Excerpted data:

— START —

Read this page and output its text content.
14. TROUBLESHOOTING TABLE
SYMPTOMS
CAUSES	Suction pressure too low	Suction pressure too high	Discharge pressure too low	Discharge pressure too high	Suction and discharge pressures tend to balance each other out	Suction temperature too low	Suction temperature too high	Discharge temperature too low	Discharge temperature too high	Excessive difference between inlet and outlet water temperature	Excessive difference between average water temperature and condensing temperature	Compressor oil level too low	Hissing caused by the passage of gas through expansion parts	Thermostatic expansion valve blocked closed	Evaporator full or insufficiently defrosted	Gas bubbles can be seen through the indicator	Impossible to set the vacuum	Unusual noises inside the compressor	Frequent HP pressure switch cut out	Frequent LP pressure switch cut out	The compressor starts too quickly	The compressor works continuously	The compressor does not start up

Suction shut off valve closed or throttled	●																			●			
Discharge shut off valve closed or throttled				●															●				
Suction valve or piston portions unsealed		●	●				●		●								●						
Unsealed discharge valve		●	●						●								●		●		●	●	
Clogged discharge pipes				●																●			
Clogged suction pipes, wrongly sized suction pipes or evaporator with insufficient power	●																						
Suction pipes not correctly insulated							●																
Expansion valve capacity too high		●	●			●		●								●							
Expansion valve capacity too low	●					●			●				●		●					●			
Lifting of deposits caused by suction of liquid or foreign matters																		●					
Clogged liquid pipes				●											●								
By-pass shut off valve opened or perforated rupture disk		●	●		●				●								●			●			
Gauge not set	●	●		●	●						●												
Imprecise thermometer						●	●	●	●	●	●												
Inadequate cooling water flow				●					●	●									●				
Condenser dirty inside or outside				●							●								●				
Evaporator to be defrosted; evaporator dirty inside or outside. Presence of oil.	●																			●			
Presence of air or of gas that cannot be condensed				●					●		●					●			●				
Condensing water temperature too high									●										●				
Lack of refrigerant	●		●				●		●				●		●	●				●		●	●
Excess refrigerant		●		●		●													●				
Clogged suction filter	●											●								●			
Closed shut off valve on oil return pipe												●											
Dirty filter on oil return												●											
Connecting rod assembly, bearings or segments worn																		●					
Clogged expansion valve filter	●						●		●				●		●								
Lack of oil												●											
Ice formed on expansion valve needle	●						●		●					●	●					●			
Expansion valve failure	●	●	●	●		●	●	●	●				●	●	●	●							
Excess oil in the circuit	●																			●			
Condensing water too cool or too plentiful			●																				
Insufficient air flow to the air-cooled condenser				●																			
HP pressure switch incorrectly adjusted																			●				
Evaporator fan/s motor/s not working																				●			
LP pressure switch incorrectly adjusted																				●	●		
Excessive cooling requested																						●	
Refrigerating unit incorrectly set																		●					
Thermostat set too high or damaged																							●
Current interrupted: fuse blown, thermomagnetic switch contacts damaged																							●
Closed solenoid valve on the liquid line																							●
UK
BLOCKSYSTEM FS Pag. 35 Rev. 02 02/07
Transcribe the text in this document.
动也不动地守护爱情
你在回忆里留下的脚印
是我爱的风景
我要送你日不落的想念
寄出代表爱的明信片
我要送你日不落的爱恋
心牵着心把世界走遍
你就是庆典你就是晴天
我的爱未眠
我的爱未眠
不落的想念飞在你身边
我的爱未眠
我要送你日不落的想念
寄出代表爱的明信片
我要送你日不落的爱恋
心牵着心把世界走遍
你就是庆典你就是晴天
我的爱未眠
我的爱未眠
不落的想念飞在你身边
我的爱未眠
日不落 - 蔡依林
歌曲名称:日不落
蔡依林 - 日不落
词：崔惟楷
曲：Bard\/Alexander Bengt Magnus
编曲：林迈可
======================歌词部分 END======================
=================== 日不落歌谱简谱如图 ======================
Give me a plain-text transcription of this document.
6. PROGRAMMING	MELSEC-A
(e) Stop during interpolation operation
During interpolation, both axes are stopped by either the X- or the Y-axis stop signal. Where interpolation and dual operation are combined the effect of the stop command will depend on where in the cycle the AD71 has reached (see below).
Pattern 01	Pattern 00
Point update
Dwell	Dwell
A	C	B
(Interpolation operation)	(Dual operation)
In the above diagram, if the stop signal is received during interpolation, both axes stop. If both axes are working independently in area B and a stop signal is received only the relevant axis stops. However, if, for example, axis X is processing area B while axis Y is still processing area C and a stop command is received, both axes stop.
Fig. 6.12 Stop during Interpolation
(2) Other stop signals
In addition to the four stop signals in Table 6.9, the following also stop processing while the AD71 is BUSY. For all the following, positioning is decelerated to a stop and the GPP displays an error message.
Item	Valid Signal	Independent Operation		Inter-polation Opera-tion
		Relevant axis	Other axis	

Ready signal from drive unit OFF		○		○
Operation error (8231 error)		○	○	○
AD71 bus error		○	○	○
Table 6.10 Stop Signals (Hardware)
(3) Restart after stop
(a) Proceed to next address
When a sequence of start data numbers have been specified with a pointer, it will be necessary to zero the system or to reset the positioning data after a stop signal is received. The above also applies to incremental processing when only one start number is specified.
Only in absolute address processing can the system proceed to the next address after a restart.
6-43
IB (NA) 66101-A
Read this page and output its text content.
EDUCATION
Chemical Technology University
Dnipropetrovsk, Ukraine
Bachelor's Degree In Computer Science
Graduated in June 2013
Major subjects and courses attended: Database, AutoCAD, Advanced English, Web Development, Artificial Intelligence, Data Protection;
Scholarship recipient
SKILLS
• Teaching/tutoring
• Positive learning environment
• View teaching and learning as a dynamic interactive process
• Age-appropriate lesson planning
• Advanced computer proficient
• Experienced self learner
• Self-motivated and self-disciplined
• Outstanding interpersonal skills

— END —

Transcribe every entry exactly, omitting nothing.

Read this page and output its text content.
14. TROUBLESHOOTING TABLE
SYMPTOMS
CAUSES	Suction pressure too low	Suction pressure too high	Discharge pressure too low	Discharge pressure too high	Suction and discharge pressures tend to balance each other out	Suction temperature too low	Suction temperature too high	Discharge temperature too low	Discharge temperature too high	Excessive difference between inlet and outlet water temperature	Excessive difference between average water temperature and condensing temperature	Compressor oil level too low	Hissing caused by the passage of gas through expansion parts	Thermostatic expansion valve blocked closed	Evaporator full or insufficiently defrosted	Gas bubbles can be seen through the indicator	Impossible to set the vacuum	Unusual noises inside the compressor	Frequent HP pressure switch cut out	Frequent LP pressure switch cut out	The compressor starts too quickly	The compressor works continuously	The compressor does not start up

Suction shut off valve closed or throttled	●																			●			
Discharge shut off valve closed or throttled				●															●				
Suction valve or piston portions unsealed		●	●				●		●								●						
Unsealed discharge valve		●	●						●								●		●		●	●	
Clogged discharge pipes				●																●			
Clogged suction pipes, wrongly sized suction pipes or evaporator with insufficient power	●																						
Suction pipes not correctly insulated							●																
Expansion valve capacity too high		●	●			●		●								●							
Expansion valve capacity too low	●					●			●				●		●					●			
Lifting of deposits caused by suction of liquid or foreign matters																		●					
Clogged liquid pipes				●											●								
By-pass shut off valve opened or perforated rupture disk		●	●		●				●								●			●			
Gauge not set	●	●		●	●						●												
Imprecise thermometer						●	●	●	●	●	●												
Inadequate cooling water flow				●					●	●									●				
Condenser dirty inside or outside				●							●								●				
Evaporator to be defrosted; evaporator dirty inside or outside. Presence of oil.	●																			●			
Presence of air or of gas that cannot be condensed				●					●		●					●			●				
Condensing water temperature too high									●										●				
Lack of refrigerant	●		●				●		●				●		●	●				●		●	●
Excess refrigerant		●		●		●													●				
Clogged suction filter	●											●								●			
Closed shut off valve on oil return pipe												●											
Dirty filter on oil return												●											
Connecting rod assembly, bearings or segments worn																		●					
Clogged expansion valve filter	●						●		●				●		●								
Lack of oil												●											
Ice formed on expansion valve needle	●						●		●					●	●					●			
Expansion valve failure	●	●	●	●		●	●	●	●				●	●	●	●							
Excess oil in the circuit	●																			●			
Condensing water too cool or too plentiful			●																				
Insufficient air flow to the air-cooled condenser				●																			
HP pressure switch incorrectly adjusted																			●				
Evaporator fan/s motor/s not working																				●			
LP pressure switch incorrectly adjusted																				●	●		
Excessive cooling requested																						●	
Refrigerating unit incorrectly set																		●					
Thermostat set too high or damaged																							●
Current interrupted: fuse blown, thermomagnetic switch contacts damaged																							●
Closed solenoid valve on the liquid line																							●
UK
BLOCKSYSTEM FS Pag. 35 Rev. 02 02/07
Transcribe the text in this document.
动也不动地守护爱情
你在回忆里留下的脚印
是我爱的风景
我要送你日不落的想念
寄出代表爱的明信片
我要送你日不落的爱恋
心牵着心把世界走遍
你就是庆典你就是晴天
我的爱未眠
我的爱未眠
不落的想念飞在你身边
我的爱未眠
我要送你日不落的想念
寄出代表爱的明信片
我要送你日不落的爱恋
心牵着心把世界走遍
你就是庆典你就是晴天
我的爱未眠
我的爱未眠
不落的想念飞在你身边
我的爱未眠
日不落 - 蔡依林
歌曲名称:日不落
蔡依林 - 日不落
词：崔惟楷
曲：Bard\/Alexander Bengt Magnus
编曲：林迈可
======================歌词部分 END======================
=================== 日不落歌谱简谱如图 ======================
Give me a plain-text transcription of this document.
6. PROGRAMMING	MELSEC-A
(e) Stop during interpolation operation
During interpolation, both axes are stopped by either the X- or the Y-axis stop signal. Where interpolation and dual operation are combined the effect of the stop command will depend on where in the cycle the AD71 has reached (see below).
Pattern 01	Pattern 00
Point update
Dwell	Dwell
A	C	B
(Interpolation operation)	(Dual operation)
In the above diagram, if the stop signal is received during interpolation, both axes stop. If both axes are working independently in area B and a stop signal is received only the relevant axis stops. However, if, for example, axis X is processing area B while axis Y is still processing area C and a stop command is received, both axes stop.
Fig. 6.12 Stop during Interpolation
(2) Other stop signals
In addition to the four stop signals in Table 6.9, the following also stop processing while the AD71 is BUSY. For all the following, positioning is decelerated to a stop and the GPP displays an error message.
Item	Valid Signal	Independent Operation		Inter-polation Opera-tion
		Relevant axis	Other axis	

Ready signal from drive unit OFF		○		○
Operation error (8231 error)		○	○	○
AD71 bus error		○	○	○
Table 6.10 Stop Signals (Hardware)
(3) Restart after stop
(a) Proceed to next address
When a sequence of start data numbers have been specified with a pointer, it will be necessary to zero the system or to reset the positioning data after a stop signal is received. The above also applies to incremental processing when only one start number is specified.
Only in absolute address processing can the system proceed to the next address after a restart.
6-43
IB (NA) 66101-A
Read this page and output its text content.
EDUCATION
Chemical Technology University
Dnipropetrovsk, Ukraine
Bachelor's Degree In Computer Science
Graduated in June 2013
Major subjects and courses attended: Database, AutoCAD, Advanced English, Web Development, Artificial Intelligence, Data Protection;
Scholarship recipient
SKILLS
• Teaching/tutoring
• Positive learning environment
• View teaching and learning as a dynamic interactive process
• Age-appropriate lesson planning
• Advanced computer proficient
• Experienced self learner
• Self-motivated and self-disciplined
• Outstanding interpersonal skills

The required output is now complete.